>> start Dataset content

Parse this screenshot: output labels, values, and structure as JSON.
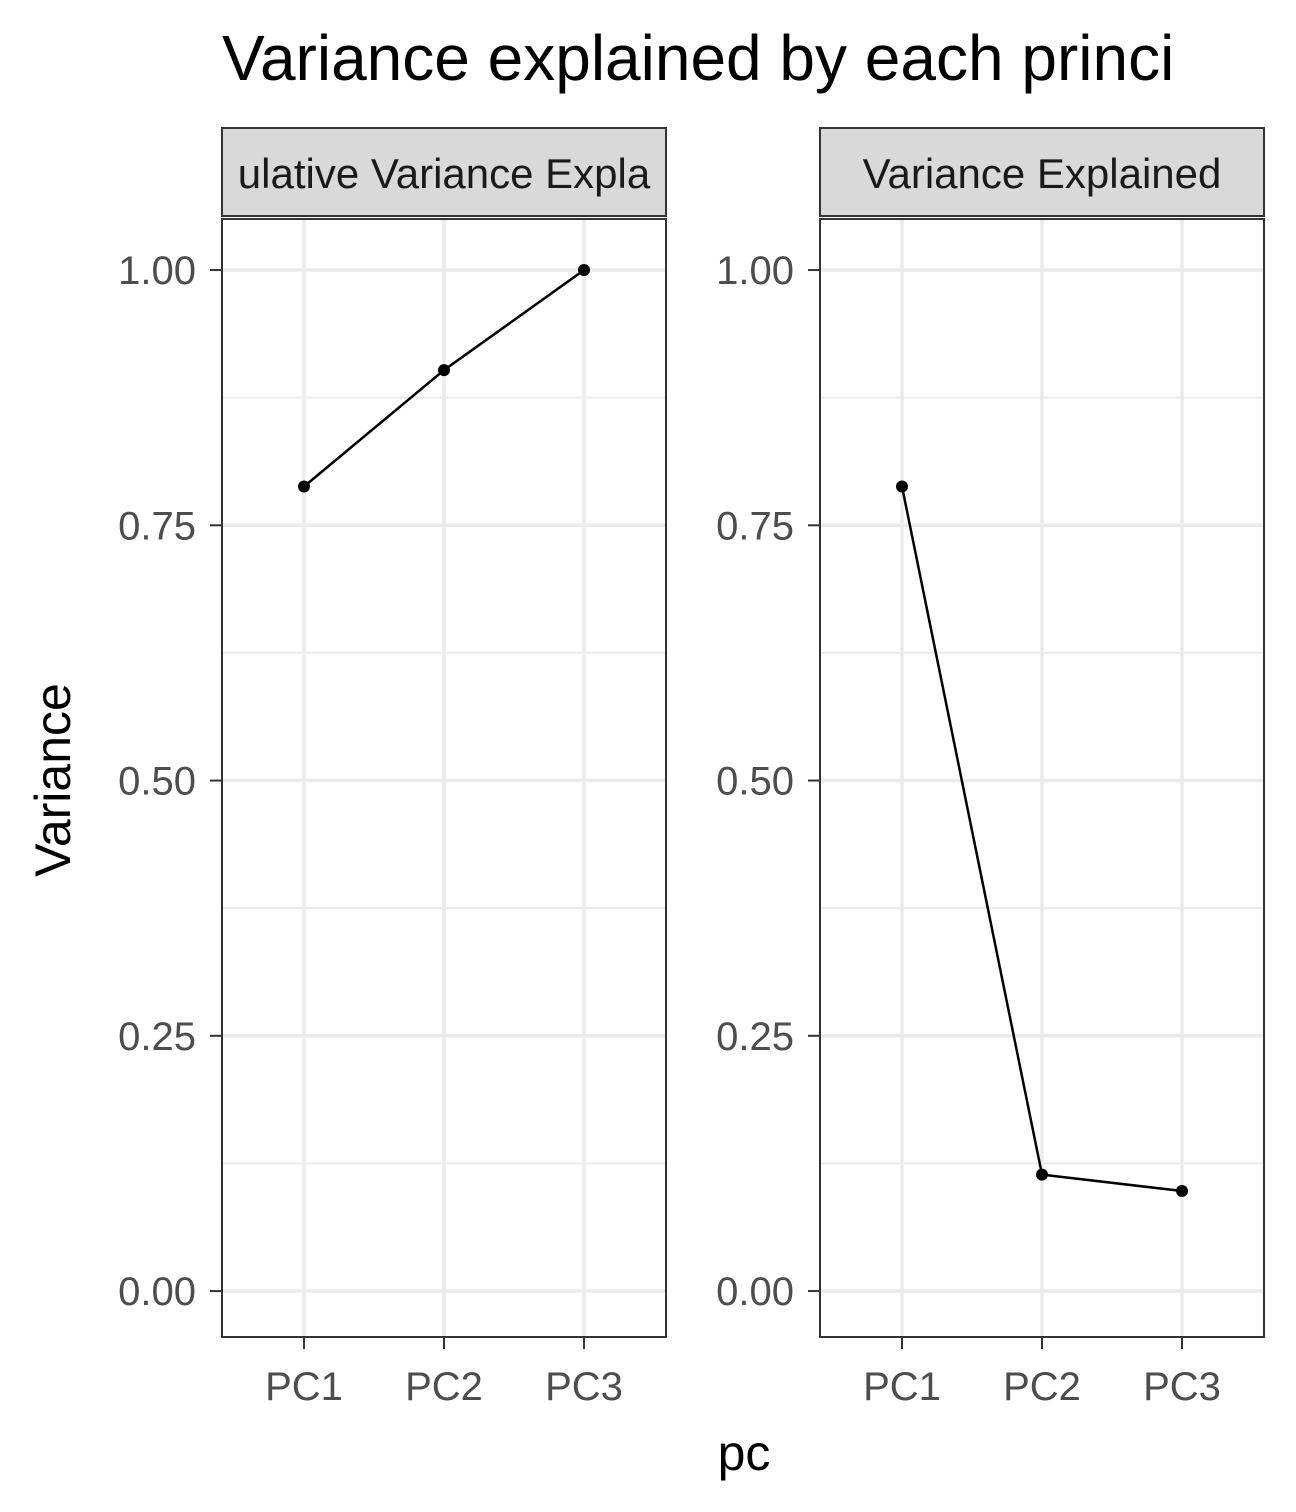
{
  "chart_data": {
    "type": "line",
    "title": "Variance explained by each princi",
    "xlabel": "pc",
    "ylabel": "Variance",
    "ylim": [
      -0.045,
      1.05
    ],
    "yticks": [
      "0.00",
      "0.25",
      "0.50",
      "0.75",
      "1.00"
    ],
    "ytick_values": [
      0,
      0.25,
      0.5,
      0.75,
      1.0
    ],
    "categories": [
      "PC1",
      "PC2",
      "PC3"
    ],
    "grid": true,
    "colors": {
      "line": "#000000",
      "grid": "#ebebeb",
      "strip": "#d9d9d9",
      "border": "#333333"
    },
    "panels": [
      {
        "strip_label": "ulative Variance Expla",
        "values": [
          0.788,
          0.902,
          1.0
        ]
      },
      {
        "strip_label": "Variance Explained",
        "values": [
          0.788,
          0.114,
          0.098
        ]
      }
    ]
  }
}
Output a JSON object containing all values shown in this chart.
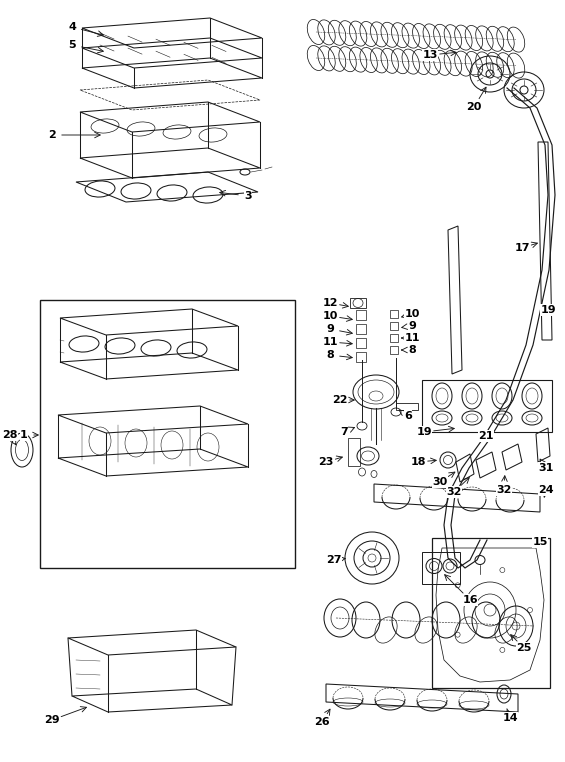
{
  "bg": "#ffffff",
  "lc": "#1a1a1a",
  "lw": 0.75,
  "fig_w": 5.65,
  "fig_h": 7.62,
  "dpi": 100
}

>> end Dataset content

=== Goal of the exercise ===
Count every line in the data where the string "JSON" occurs. Give nothing except the number.

=== Problem solution ===
2